## Start EXTRACTED RECORDS
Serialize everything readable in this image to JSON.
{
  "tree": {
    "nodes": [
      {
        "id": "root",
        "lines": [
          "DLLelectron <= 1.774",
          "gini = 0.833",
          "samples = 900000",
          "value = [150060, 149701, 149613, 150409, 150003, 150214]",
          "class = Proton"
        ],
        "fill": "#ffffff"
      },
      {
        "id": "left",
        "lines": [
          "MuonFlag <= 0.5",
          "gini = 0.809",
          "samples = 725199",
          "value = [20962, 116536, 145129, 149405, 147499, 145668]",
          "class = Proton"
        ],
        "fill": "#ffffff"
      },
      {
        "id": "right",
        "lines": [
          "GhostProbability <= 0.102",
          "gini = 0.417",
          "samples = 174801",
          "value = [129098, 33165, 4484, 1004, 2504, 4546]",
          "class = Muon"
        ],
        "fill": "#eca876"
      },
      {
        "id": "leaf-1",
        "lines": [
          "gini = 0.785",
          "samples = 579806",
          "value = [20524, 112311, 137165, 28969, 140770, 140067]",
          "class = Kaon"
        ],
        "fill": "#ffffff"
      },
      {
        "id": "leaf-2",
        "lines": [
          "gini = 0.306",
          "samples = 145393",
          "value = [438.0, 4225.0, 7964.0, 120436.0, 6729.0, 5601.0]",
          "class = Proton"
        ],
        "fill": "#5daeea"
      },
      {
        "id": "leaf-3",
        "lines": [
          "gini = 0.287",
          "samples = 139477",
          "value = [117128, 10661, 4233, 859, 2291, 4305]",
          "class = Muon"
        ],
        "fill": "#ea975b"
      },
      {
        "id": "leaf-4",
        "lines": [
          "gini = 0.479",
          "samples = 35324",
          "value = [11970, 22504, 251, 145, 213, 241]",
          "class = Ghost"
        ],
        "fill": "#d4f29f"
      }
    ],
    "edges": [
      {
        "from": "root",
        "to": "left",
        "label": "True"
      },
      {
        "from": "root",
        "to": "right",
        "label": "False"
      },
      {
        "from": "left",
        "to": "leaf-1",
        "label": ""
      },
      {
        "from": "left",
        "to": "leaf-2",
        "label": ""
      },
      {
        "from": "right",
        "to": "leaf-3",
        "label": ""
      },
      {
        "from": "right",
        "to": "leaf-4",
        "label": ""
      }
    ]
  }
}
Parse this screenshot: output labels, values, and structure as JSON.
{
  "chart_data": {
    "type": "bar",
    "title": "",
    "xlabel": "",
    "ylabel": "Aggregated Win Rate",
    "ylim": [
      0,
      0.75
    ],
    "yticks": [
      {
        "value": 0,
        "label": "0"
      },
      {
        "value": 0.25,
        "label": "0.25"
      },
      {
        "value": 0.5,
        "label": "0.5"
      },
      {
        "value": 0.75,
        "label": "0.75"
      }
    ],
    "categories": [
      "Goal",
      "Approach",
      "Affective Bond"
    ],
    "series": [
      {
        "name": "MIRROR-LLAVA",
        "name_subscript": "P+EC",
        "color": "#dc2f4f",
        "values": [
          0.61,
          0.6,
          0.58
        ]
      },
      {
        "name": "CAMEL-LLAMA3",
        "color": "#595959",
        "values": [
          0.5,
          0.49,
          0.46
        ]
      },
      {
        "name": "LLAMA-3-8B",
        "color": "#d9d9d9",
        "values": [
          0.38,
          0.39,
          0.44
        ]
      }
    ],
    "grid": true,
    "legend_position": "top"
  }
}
## End EXTRACTED RECORDS
Reproduce the data in its entirety, matching each character.

Serialize everything readable in this image to JSON.
{
  "tree": {
    "nodes": [
      {
        "id": "root",
        "lines": [
          "DLLelectron <= 1.774",
          "gini = 0.833",
          "samples = 900000",
          "value = [150060, 149701, 149613, 150409, 150003, 150214]",
          "class = Proton"
        ],
        "fill": "#ffffff"
      },
      {
        "id": "left",
        "lines": [
          "MuonFlag <= 0.5",
          "gini = 0.809",
          "samples = 725199",
          "value = [20962, 116536, 145129, 149405, 147499, 145668]",
          "class = Proton"
        ],
        "fill": "#ffffff"
      },
      {
        "id": "right",
        "lines": [
          "GhostProbability <= 0.102",
          "gini = 0.417",
          "samples = 174801",
          "value = [129098, 33165, 4484, 1004, 2504, 4546]",
          "class = Muon"
        ],
        "fill": "#eca876"
      },
      {
        "id": "leaf-1",
        "lines": [
          "gini = 0.785",
          "samples = 579806",
          "value = [20524, 112311, 137165, 28969, 140770, 140067]",
          "class = Kaon"
        ],
        "fill": "#ffffff"
      },
      {
        "id": "leaf-2",
        "lines": [
          "gini = 0.306",
          "samples = 145393",
          "value = [438.0, 4225.0, 7964.0, 120436.0, 6729.0, 5601.0]",
          "class = Proton"
        ],
        "fill": "#5daeea"
      },
      {
        "id": "leaf-3",
        "lines": [
          "gini = 0.287",
          "samples = 139477",
          "value = [117128, 10661, 4233, 859, 2291, 4305]",
          "class = Muon"
        ],
        "fill": "#ea975b"
      },
      {
        "id": "leaf-4",
        "lines": [
          "gini = 0.479",
          "samples = 35324",
          "value = [11970, 22504, 251, 145, 213, 241]",
          "class = Ghost"
        ],
        "fill": "#d4f29f"
      }
    ],
    "edges": [
      {
        "from": "root",
        "to": "left",
        "label": "True"
      },
      {
        "from": "root",
        "to": "right",
        "label": "False"
      },
      {
        "from": "left",
        "to": "leaf-1",
        "label": ""
      },
      {
        "from": "left",
        "to": "leaf-2",
        "label": ""
      },
      {
        "from": "right",
        "to": "leaf-3",
        "label": ""
      },
      {
        "from": "right",
        "to": "leaf-4",
        "label": ""
      }
    ]
  }
}
Parse this screenshot: output labels, values, and structure as JSON.
{
  "chart_data": {
    "type": "bar",
    "title": "",
    "xlabel": "",
    "ylabel": "Aggregated Win Rate",
    "ylim": [
      0,
      0.75
    ],
    "yticks": [
      {
        "value": 0,
        "label": "0"
      },
      {
        "value": 0.25,
        "label": "0.25"
      },
      {
        "value": 0.5,
        "label": "0.5"
      },
      {
        "value": 0.75,
        "label": "0.75"
      }
    ],
    "categories": [
      "Goal",
      "Approach",
      "Affective Bond"
    ],
    "series": [
      {
        "name": "MIRROR-LLAVA",
        "name_subscript": "P+EC",
        "color": "#dc2f4f",
        "values": [
          0.61,
          0.6,
          0.58
        ]
      },
      {
        "name": "CAMEL-LLAMA3",
        "color": "#595959",
        "values": [
          0.5,
          0.49,
          0.46
        ]
      },
      {
        "name": "LLAMA-3-8B",
        "color": "#d9d9d9",
        "values": [
          0.38,
          0.39,
          0.44
        ]
      }
    ],
    "grid": true,
    "legend_position": "top"
  }
}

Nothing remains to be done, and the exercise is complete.